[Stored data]
- - -

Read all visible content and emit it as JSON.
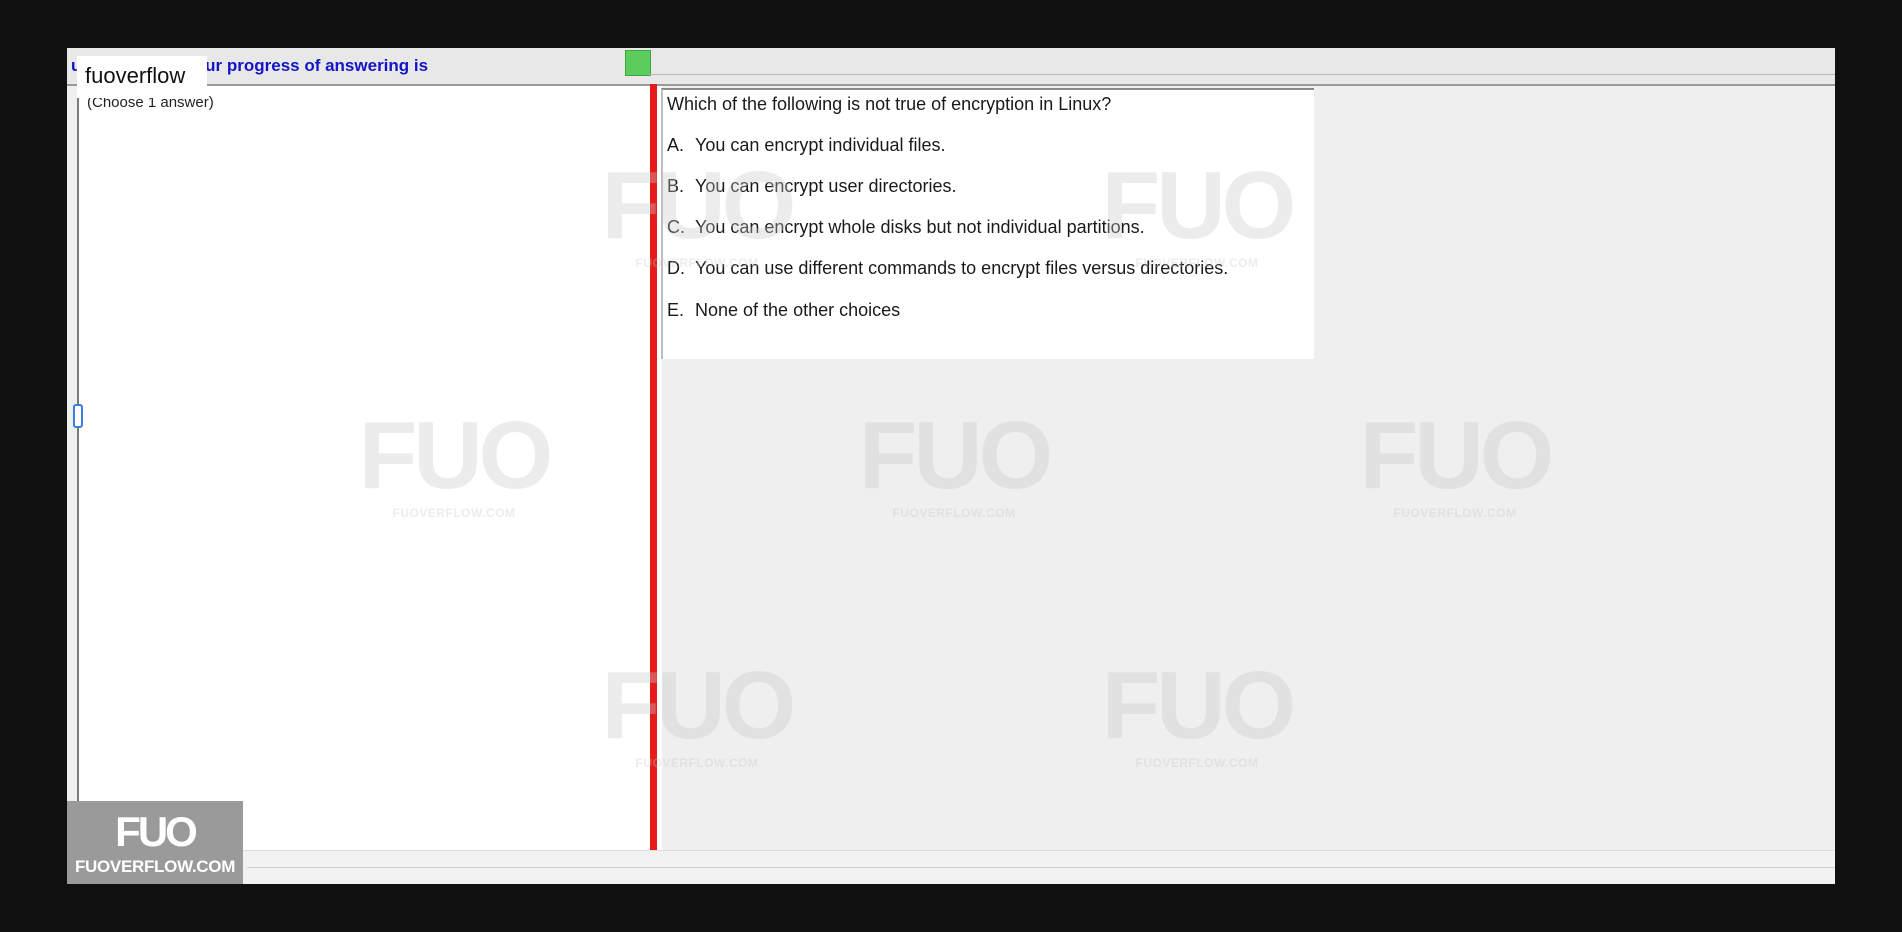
{
  "header": {
    "progress_text": "uestions, and your progress of answering is",
    "progress_color": "#5ccc5c"
  },
  "brand_tag": "fuoverflow",
  "left_panel": {
    "hint": "(Choose 1 answer)"
  },
  "question": {
    "text": "Which of the following is not true of encryption in Linux?",
    "answers": [
      {
        "letter": "A.",
        "text": "You can encrypt individual files."
      },
      {
        "letter": "B.",
        "text": "You can encrypt user directories."
      },
      {
        "letter": "C.",
        "text": "You can encrypt whole disks but not individual partitions."
      },
      {
        "letter": "D.",
        "text": "You can use different commands to encrypt files versus directories."
      },
      {
        "letter": "E.",
        "text": "None of the other choices"
      }
    ]
  },
  "watermark": {
    "logo": "FUO",
    "url": "FUOVERFLOW.COM"
  },
  "logo_badge": {
    "mark": "FUO",
    "url": "FUOVERFLOW.COM"
  },
  "colors": {
    "splitter": "#e51c1c",
    "progress_text": "#1414c8"
  }
}
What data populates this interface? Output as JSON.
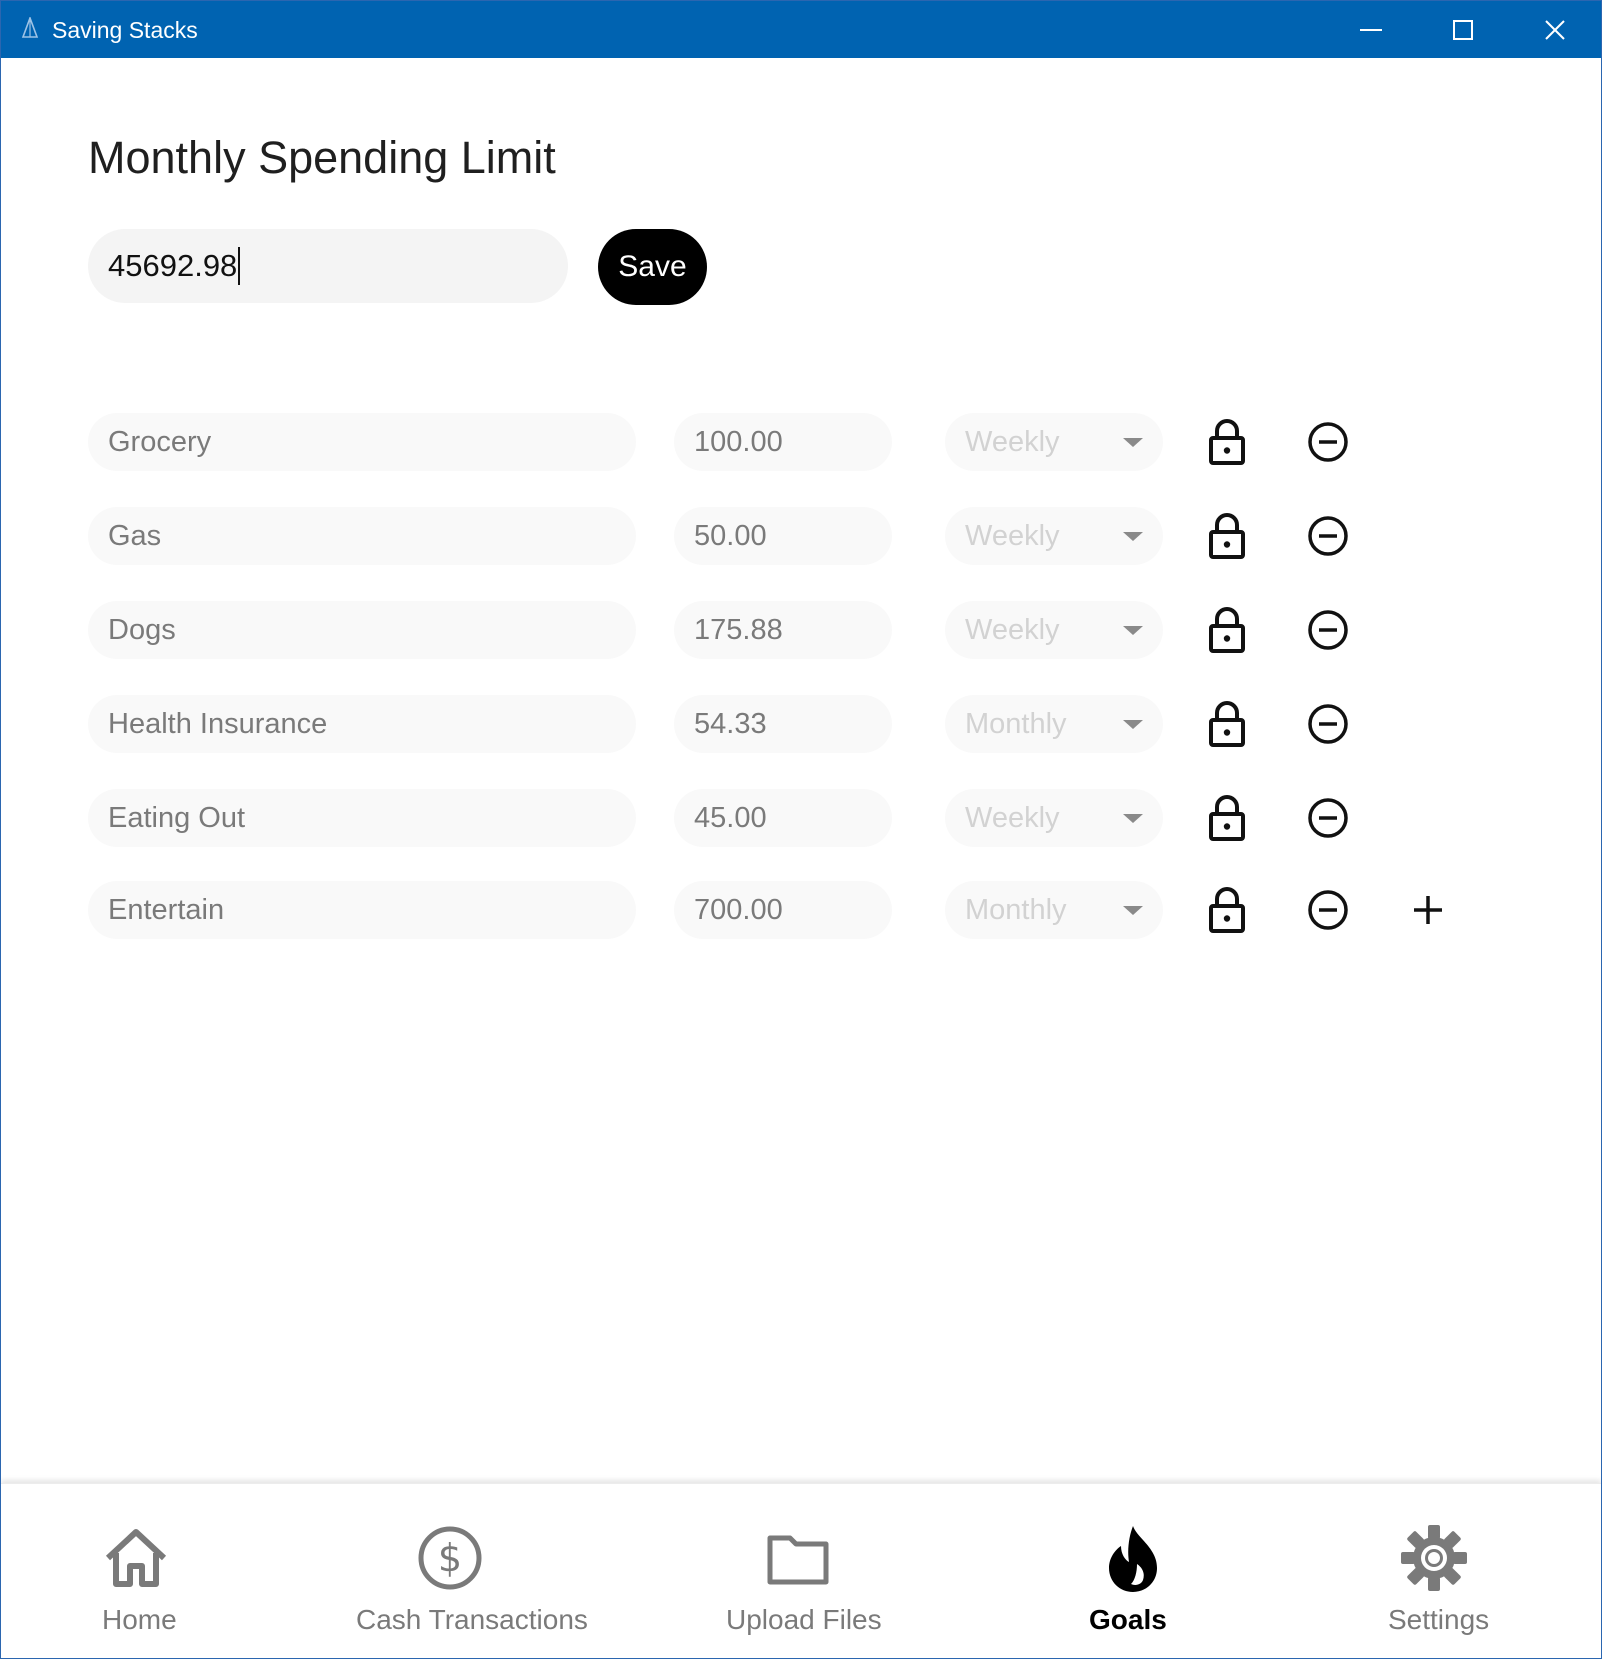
{
  "window": {
    "title": "Saving Stacks",
    "titlebar_color": "#0063b1"
  },
  "limit": {
    "heading": "Monthly Spending Limit",
    "value": "45692.98",
    "save_label": "Save"
  },
  "budget_items": [
    {
      "name": "Grocery",
      "amount": "100.00",
      "period": "Weekly"
    },
    {
      "name": "Gas",
      "amount": "50.00",
      "period": "Weekly"
    },
    {
      "name": "Dogs",
      "amount": "175.88",
      "period": "Weekly"
    },
    {
      "name": "Health Insurance",
      "amount": "54.33",
      "period": "Monthly"
    },
    {
      "name": "Eating Out",
      "amount": "45.00",
      "period": "Weekly"
    },
    {
      "name": "Entertain",
      "amount": "700.00",
      "period": "Monthly"
    }
  ],
  "nav": {
    "items": [
      {
        "label": "Home",
        "icon": "home-icon",
        "active": false
      },
      {
        "label": "Cash Transactions",
        "icon": "dollar-icon",
        "active": false
      },
      {
        "label": "Upload Files",
        "icon": "folder-icon",
        "active": false
      },
      {
        "label": "Goals",
        "icon": "flame-icon",
        "active": true
      },
      {
        "label": "Settings",
        "icon": "gear-icon",
        "active": false
      }
    ],
    "active_color": "#000000",
    "inactive_color": "#7a7a7a"
  }
}
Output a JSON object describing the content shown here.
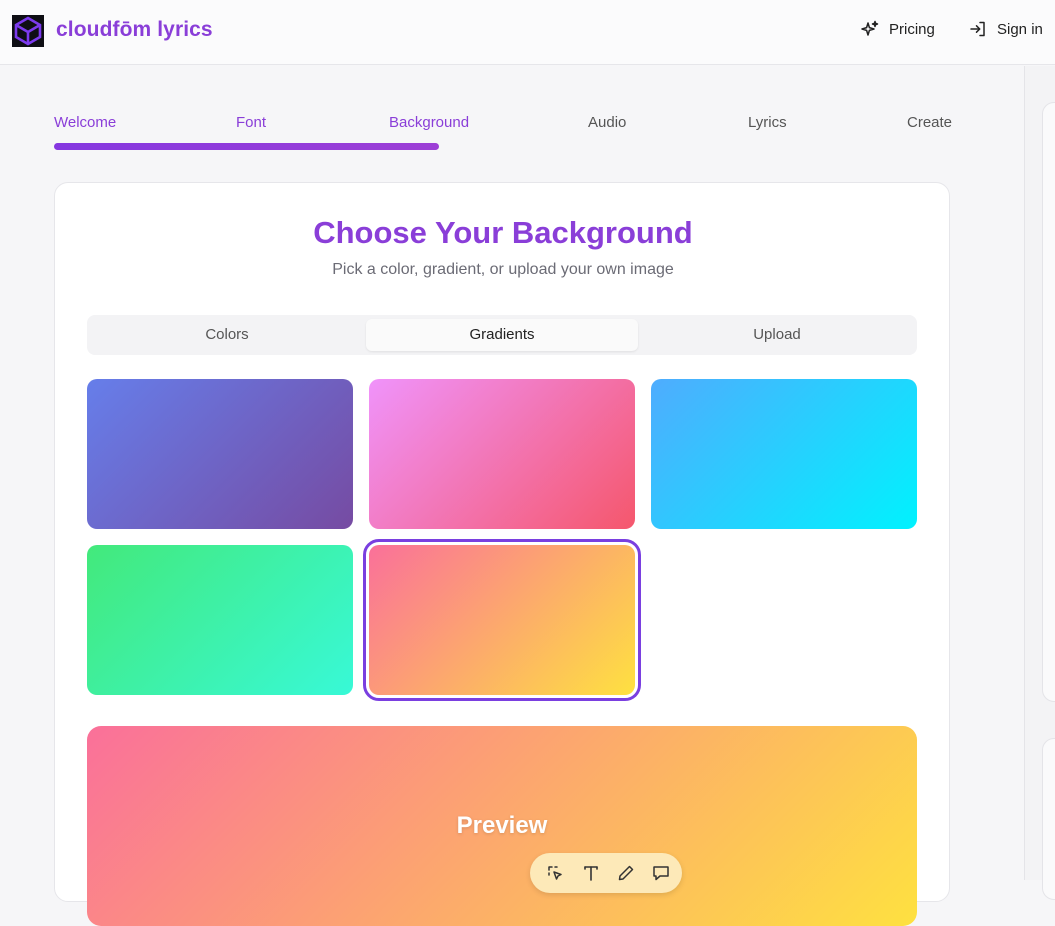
{
  "header": {
    "brand": "cloudfōm lyrics",
    "pricing_label": "Pricing",
    "signin_label": "Sign in"
  },
  "steps": {
    "items": [
      {
        "label": "Welcome",
        "state": "done"
      },
      {
        "label": "Font",
        "state": "done"
      },
      {
        "label": "Background",
        "state": "current"
      },
      {
        "label": "Audio",
        "state": "todo"
      },
      {
        "label": "Lyrics",
        "state": "todo"
      },
      {
        "label": "Create",
        "state": "todo"
      }
    ],
    "progress_fraction": 0.43
  },
  "main": {
    "title": "Choose Your Background",
    "subtitle": "Pick a color, gradient, or upload your own image",
    "tabs": [
      {
        "label": "Colors"
      },
      {
        "label": "Gradients",
        "active": true
      },
      {
        "label": "Upload"
      }
    ],
    "gradients": [
      {
        "from": "#667eea",
        "to": "#764ba2"
      },
      {
        "from": "#f093fb",
        "to": "#f5576c"
      },
      {
        "from": "#4facfe",
        "to": "#00f2fe"
      },
      {
        "from": "#43e97b",
        "to": "#38f9d7"
      },
      {
        "from": "#fa709a",
        "to": "#fee140",
        "selected": true
      }
    ],
    "preview": {
      "label": "Preview",
      "from": "#fa709a",
      "to": "#fee140",
      "tools": [
        "magic-select-icon",
        "text-icon",
        "pencil-icon",
        "comment-icon"
      ]
    }
  },
  "colors": {
    "accent": "#8a3ed8",
    "selected_outline": "#7a3fe0"
  }
}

- - -

• **Given exercise**
Reproduce the whole listing word for word, setting aside any pictures.

• **Result for this task**
Read all visible content and emit it as JSON.
{
  "header": {
    "progress_text": "uestions, and your progress of answering is",
    "progress_color": "#5ccc5c"
  },
  "brand_tag": "fuoverflow",
  "left_panel": {
    "hint": "(Choose 1 answer)"
  },
  "question": {
    "text": "Which of the following is not true of encryption in Linux?",
    "answers": [
      {
        "letter": "A.",
        "text": "You can encrypt individual files."
      },
      {
        "letter": "B.",
        "text": "You can encrypt user directories."
      },
      {
        "letter": "C.",
        "text": "You can encrypt whole disks but not individual partitions."
      },
      {
        "letter": "D.",
        "text": "You can use different commands to encrypt files versus directories."
      },
      {
        "letter": "E.",
        "text": "None of the other choices"
      }
    ]
  },
  "watermark": {
    "logo": "FUO",
    "url": "FUOVERFLOW.COM"
  },
  "logo_badge": {
    "mark": "FUO",
    "url": "FUOVERFLOW.COM"
  },
  "colors": {
    "splitter": "#e51c1c",
    "progress_text": "#1414c8"
  }
}
What data populates this interface? Output as JSON.
{
  "window": {
    "title": "Saving Stacks",
    "titlebar_color": "#0063b1"
  },
  "limit": {
    "heading": "Monthly Spending Limit",
    "value": "45692.98",
    "save_label": "Save"
  },
  "budget_items": [
    {
      "name": "Grocery",
      "amount": "100.00",
      "period": "Weekly"
    },
    {
      "name": "Gas",
      "amount": "50.00",
      "period": "Weekly"
    },
    {
      "name": "Dogs",
      "amount": "175.88",
      "period": "Weekly"
    },
    {
      "name": "Health Insurance",
      "amount": "54.33",
      "period": "Monthly"
    },
    {
      "name": "Eating Out",
      "amount": "45.00",
      "period": "Weekly"
    },
    {
      "name": "Entertain",
      "amount": "700.00",
      "period": "Monthly"
    }
  ],
  "nav": {
    "items": [
      {
        "label": "Home",
        "icon": "home-icon",
        "active": false
      },
      {
        "label": "Cash Transactions",
        "icon": "dollar-icon",
        "active": false
      },
      {
        "label": "Upload Files",
        "icon": "folder-icon",
        "active": false
      },
      {
        "label": "Goals",
        "icon": "flame-icon",
        "active": true
      },
      {
        "label": "Settings",
        "icon": "gear-icon",
        "active": false
      }
    ],
    "active_color": "#000000",
    "inactive_color": "#7a7a7a"
  }
}
Output a JSON object describing the content shown here.
{
  "header": {
    "brand": "cloudfōm lyrics",
    "pricing_label": "Pricing",
    "signin_label": "Sign in"
  },
  "steps": {
    "items": [
      {
        "label": "Welcome",
        "state": "done"
      },
      {
        "label": "Font",
        "state": "done"
      },
      {
        "label": "Background",
        "state": "current"
      },
      {
        "label": "Audio",
        "state": "todo"
      },
      {
        "label": "Lyrics",
        "state": "todo"
      },
      {
        "label": "Create",
        "state": "todo"
      }
    ],
    "progress_fraction": 0.43
  },
  "main": {
    "title": "Choose Your Background",
    "subtitle": "Pick a color, gradient, or upload your own image",
    "tabs": [
      {
        "label": "Colors"
      },
      {
        "label": "Gradients",
        "active": true
      },
      {
        "label": "Upload"
      }
    ],
    "gradients": [
      {
        "from": "#667eea",
        "to": "#764ba2"
      },
      {
        "from": "#f093fb",
        "to": "#f5576c"
      },
      {
        "from": "#4facfe",
        "to": "#00f2fe"
      },
      {
        "from": "#43e97b",
        "to": "#38f9d7"
      },
      {
        "from": "#fa709a",
        "to": "#fee140",
        "selected": true
      }
    ],
    "preview": {
      "label": "Preview",
      "from": "#fa709a",
      "to": "#fee140",
      "tools": [
        "magic-select-icon",
        "text-icon",
        "pencil-icon",
        "comment-icon"
      ]
    }
  },
  "colors": {
    "accent": "#8a3ed8",
    "selected_outline": "#7a3fe0"
  }
}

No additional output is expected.